▶ **Input rows**:

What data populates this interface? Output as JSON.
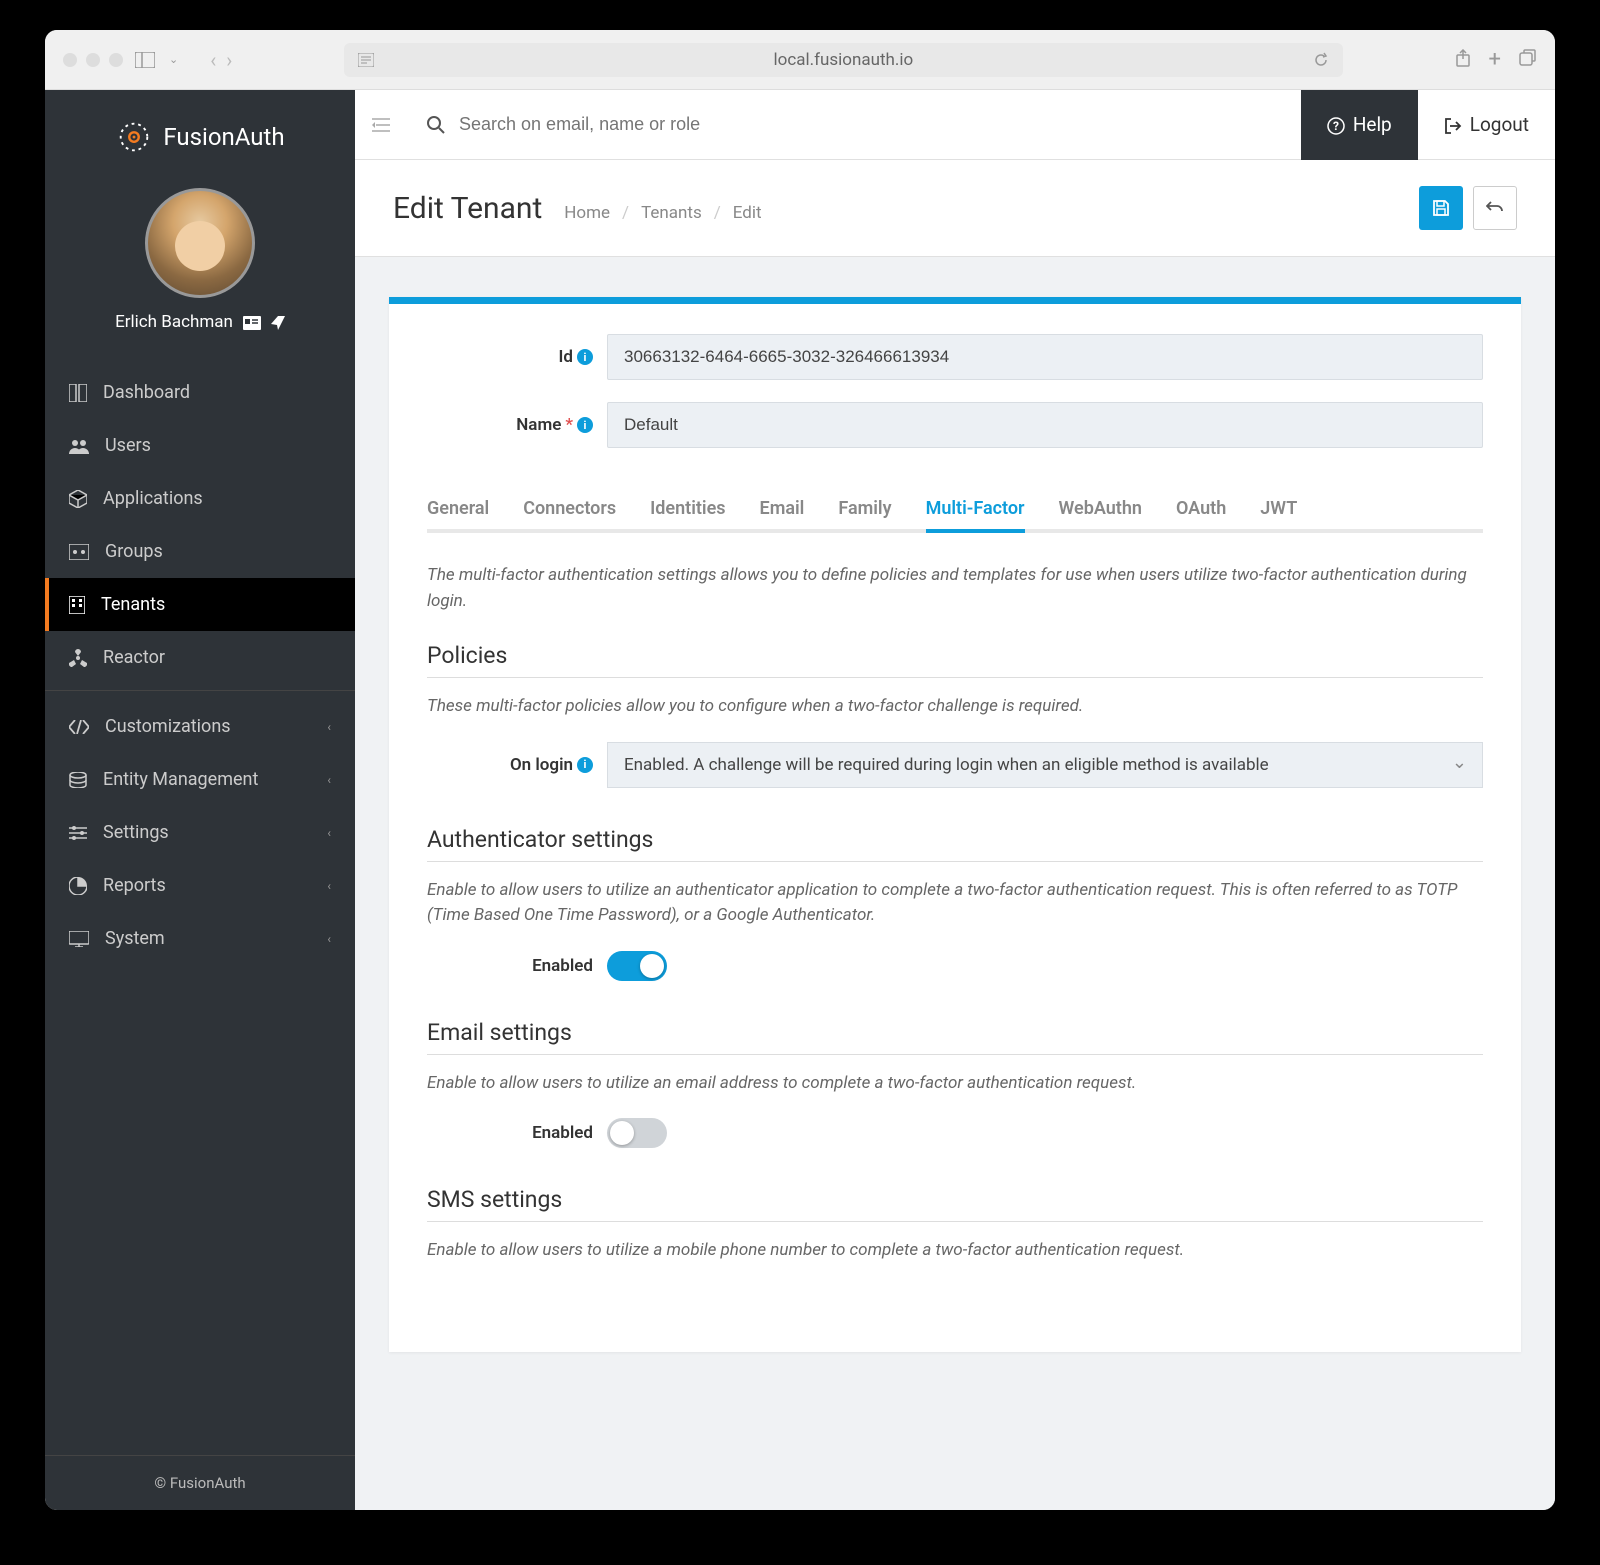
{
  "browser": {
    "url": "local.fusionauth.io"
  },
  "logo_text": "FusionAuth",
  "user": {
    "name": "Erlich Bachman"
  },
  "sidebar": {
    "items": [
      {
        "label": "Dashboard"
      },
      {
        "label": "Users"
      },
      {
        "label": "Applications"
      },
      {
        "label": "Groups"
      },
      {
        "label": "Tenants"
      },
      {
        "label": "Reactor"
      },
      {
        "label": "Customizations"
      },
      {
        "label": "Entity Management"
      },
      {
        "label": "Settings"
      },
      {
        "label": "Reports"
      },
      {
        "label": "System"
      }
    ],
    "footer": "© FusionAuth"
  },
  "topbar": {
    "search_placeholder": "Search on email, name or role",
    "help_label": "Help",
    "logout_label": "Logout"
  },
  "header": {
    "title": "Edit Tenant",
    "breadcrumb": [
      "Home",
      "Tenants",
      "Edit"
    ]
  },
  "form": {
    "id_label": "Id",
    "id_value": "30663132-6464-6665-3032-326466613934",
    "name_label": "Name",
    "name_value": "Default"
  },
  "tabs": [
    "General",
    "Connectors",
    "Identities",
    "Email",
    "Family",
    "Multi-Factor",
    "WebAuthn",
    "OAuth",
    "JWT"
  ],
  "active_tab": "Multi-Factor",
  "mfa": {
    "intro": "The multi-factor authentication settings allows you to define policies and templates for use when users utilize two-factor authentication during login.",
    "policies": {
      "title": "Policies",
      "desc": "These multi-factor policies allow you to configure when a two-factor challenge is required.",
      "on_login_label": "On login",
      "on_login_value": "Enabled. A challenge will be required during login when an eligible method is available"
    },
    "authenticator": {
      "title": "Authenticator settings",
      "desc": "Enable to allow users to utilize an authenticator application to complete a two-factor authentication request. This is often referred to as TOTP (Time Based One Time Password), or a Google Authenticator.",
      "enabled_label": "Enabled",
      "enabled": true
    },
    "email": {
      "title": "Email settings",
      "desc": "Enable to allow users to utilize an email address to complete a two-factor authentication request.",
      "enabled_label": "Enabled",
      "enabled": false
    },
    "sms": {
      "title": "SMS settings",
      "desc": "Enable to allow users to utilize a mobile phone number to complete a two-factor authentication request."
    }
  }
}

▶ **What is needed**:
Each line above that holds the string "required" should be copied and shown.

▶ **Final answer**:
      "desc": "These multi-factor policies allow you to configure when a two-factor challenge is required.",
      "on_login_value": "Enabled. A challenge will be required during login when an eligible method is available"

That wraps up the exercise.